━━━ Provided records
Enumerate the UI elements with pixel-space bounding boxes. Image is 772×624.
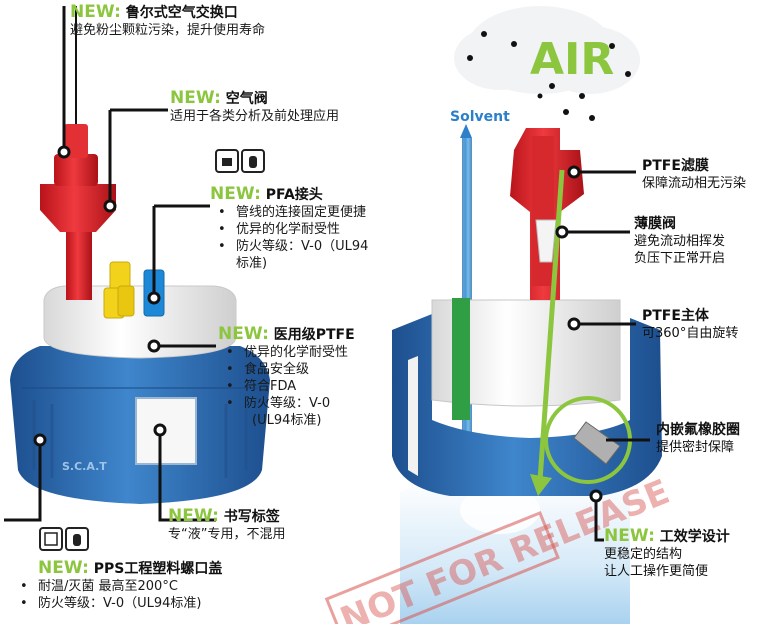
bullet-item: 符合FDA: [226, 378, 355, 395]
callout-title: 空气阀: [225, 91, 268, 107]
callout-desc: 专“液”专用，不混用: [168, 527, 286, 542]
callout-medical-ptfe: NEW: 医用级PTFE 优异的化学耐受性 食品安全级 符合FDA 防火等级：V…: [218, 326, 355, 429]
callout-desc: 可360°自由旋转: [642, 326, 739, 341]
red-air-port: [40, 184, 116, 232]
callout-desc: 避免流动相挥发: [634, 234, 726, 249]
left-cap-assembly: S.C.A.T: [10, 6, 270, 551]
callout-ptfe-filter: PTFE滤膜 保障流动相无污染: [642, 158, 746, 192]
callout-title: 工效学设计: [659, 529, 730, 545]
callout-desc: 适用于各类分析及前处理应用: [170, 109, 340, 124]
new-badge: NEW:: [218, 324, 269, 344]
callout-air-interface: NEW: 鲁尔式空气交换口 避免粉尘颗粒污染，提升使用寿命: [70, 4, 265, 39]
callout-title: 医用级PTFE: [273, 327, 355, 343]
cap-brand-text: S.C.A.T: [62, 460, 107, 473]
callout-membrane-valve: 薄膜阀 避免流动相挥发 负压下正常开启: [634, 216, 725, 267]
bullet-continuation: (UL94标准): [252, 413, 322, 428]
bullet-continuation: 标准): [236, 256, 268, 271]
bullet-item: 防火等级：V-0（UL94标准): [20, 595, 222, 612]
callout-title: 薄膜阀: [634, 216, 676, 232]
callout-bullets: 优异的化学耐受性 食品安全级 符合FDA 防火等级：V-0: [218, 344, 355, 412]
new-badge: NEW:: [70, 2, 121, 22]
callout-title: 书写标签: [223, 509, 280, 525]
new-badge: NEW:: [38, 558, 89, 578]
callout-ergonomic: NEW: 工效学设计 更稳定的结构 让人工操作更简便: [604, 528, 730, 580]
callout-title: PPS工程塑料螺口盖: [93, 561, 223, 577]
right-cutaway: AIR Solvent NOT FOR: [324, 6, 675, 624]
callout-bullets: 耐温/灭菌 最高至200°C 防火等级：V-0（UL94标准): [16, 578, 222, 612]
bullet-item: 耐温/灭菌 最高至200°C: [20, 578, 222, 595]
callout-desc: 让人工操作更简便: [604, 564, 709, 579]
callout-desc: 提供密封保障: [656, 440, 735, 455]
bullet-item: 防火等级：V-0（UL94: [218, 238, 368, 255]
callout-pps-cap: NEW: PPS工程塑料螺口盖 耐温/灭菌 最高至200°C 防火等级：V-0（…: [20, 558, 223, 613]
callout-title: 内嵌氟橡胶圈: [656, 422, 740, 438]
air-cloud-label: AIR: [530, 34, 614, 85]
callout-desc: 避免粉尘颗粒污染，提升使用寿命: [70, 23, 266, 38]
callout-desc: 更稳定的结构: [604, 547, 683, 562]
callout-title: 鲁尔式空气交换口: [125, 5, 238, 21]
callout-title: PTFE滤膜: [642, 158, 709, 174]
callout-label: NEW: 书写标签 专“液”专用，不混用: [168, 508, 285, 543]
solvent-label: Solvent: [450, 109, 510, 125]
callout-title: PFA接头: [265, 187, 323, 203]
callout-air-valve: NEW: 空气阀 适用于各类分析及前处理应用: [170, 90, 339, 125]
callout-oring: 内嵌氟橡胶圈 提供密封保障: [656, 422, 740, 456]
callout-title: PTFE主体: [642, 308, 709, 324]
callout-bullets: 管线的连接固定更便捷 优异的化学耐受性 防火等级：V-0（UL94: [210, 204, 368, 255]
bullet-item: 优异的化学耐受性: [226, 344, 355, 361]
right-leader-lines: [555, 165, 650, 542]
new-badge: NEW:: [604, 526, 655, 546]
callout-desc: 保障流动相无污染: [642, 176, 747, 191]
callout-pfa-connector: NEW: PFA接头 管线的连接固定更便捷 优异的化学耐受性 防火等级：V-0（…: [210, 186, 368, 272]
bullet-item: 食品安全级: [226, 361, 355, 378]
ptfe-body-left: [43, 285, 237, 359]
callout-desc: 负压下正常开启: [634, 251, 726, 266]
bullet-item: 防火等级：V-0: [226, 395, 355, 412]
new-badge: NEW:: [168, 506, 219, 526]
bullet-item: 管线的连接固定更便捷: [218, 204, 368, 221]
new-badge: NEW:: [210, 184, 261, 204]
callout-ptfe-body: PTFE主体 可360°自由旋转: [642, 308, 738, 342]
bullet-item: 优异的化学耐受性: [218, 221, 368, 238]
left-leader-lines: [4, 6, 216, 522]
new-badge: NEW:: [170, 88, 221, 108]
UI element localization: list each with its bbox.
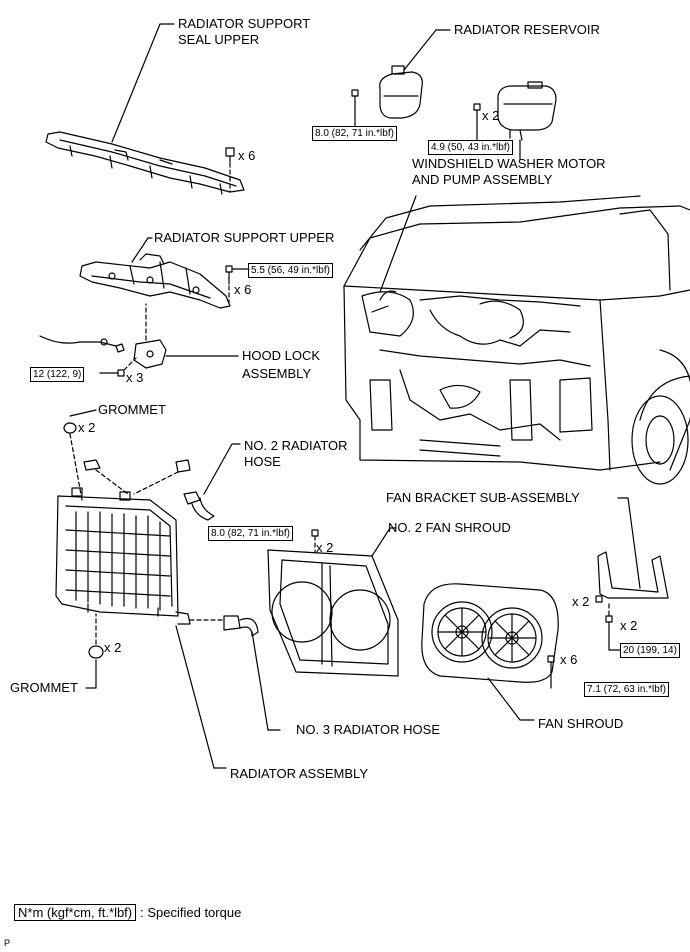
━━━━━━
- **To be done**: Print, unchanged, the lines in the entries above, starting with the line that contains "bullet-item: 符合FDA: [226, 378, 355, 395]" and going on through the line that contains "new-badge: NEW:: [38, 558, 89, 578]".

- **Finished exercise**:
bullet-item: 符合FDA: [226, 378, 355, 395]
callout-title: 空气阀: [225, 91, 268, 107]
callout-desc: 专“液”专用，不混用: [168, 527, 286, 542]
callout-medical-ptfe: NEW: 医用级PTFE 优异的化学耐受性 食品安全级 符合FDA 防火等级：V…: [218, 326, 355, 429]
callout-desc: 可360°自由旋转: [642, 326, 739, 341]
red-air-port: [40, 184, 116, 232]
callout-desc: 避免流动相挥发: [634, 234, 726, 249]
left-cap-assembly: S.C.A.T: [10, 6, 270, 551]
callout-ptfe-filter: PTFE滤膜 保障流动相无污染: [642, 158, 746, 192]
callout-title: 工效学设计: [659, 529, 730, 545]
callout-desc: 适用于各类分析及前处理应用: [170, 109, 340, 124]
new-badge: NEW:: [218, 324, 269, 344]
callout-air-interface: NEW: 鲁尔式空气交换口 避免粉尘颗粒污染，提升使用寿命: [70, 4, 265, 39]
callout-title: 医用级PTFE: [273, 327, 355, 343]
cap-brand-text: S.C.A.T: [62, 460, 107, 473]
callout-membrane-valve: 薄膜阀 避免流动相挥发 负压下正常开启: [634, 216, 725, 267]
bullet-continuation: (UL94标准): [252, 413, 322, 428]
bullet-continuation: 标准): [236, 256, 268, 271]
bullet-item: 防火等级：V-0（UL94标准): [20, 595, 222, 612]
callout-title: 薄膜阀: [634, 216, 676, 232]
callout-bullets: 优异的化学耐受性 食品安全级 符合FDA 防火等级：V-0: [218, 344, 355, 412]
new-badge: NEW:: [70, 2, 121, 22]
callout-title: 书写标签: [223, 509, 280, 525]
new-badge: NEW:: [38, 558, 89, 578]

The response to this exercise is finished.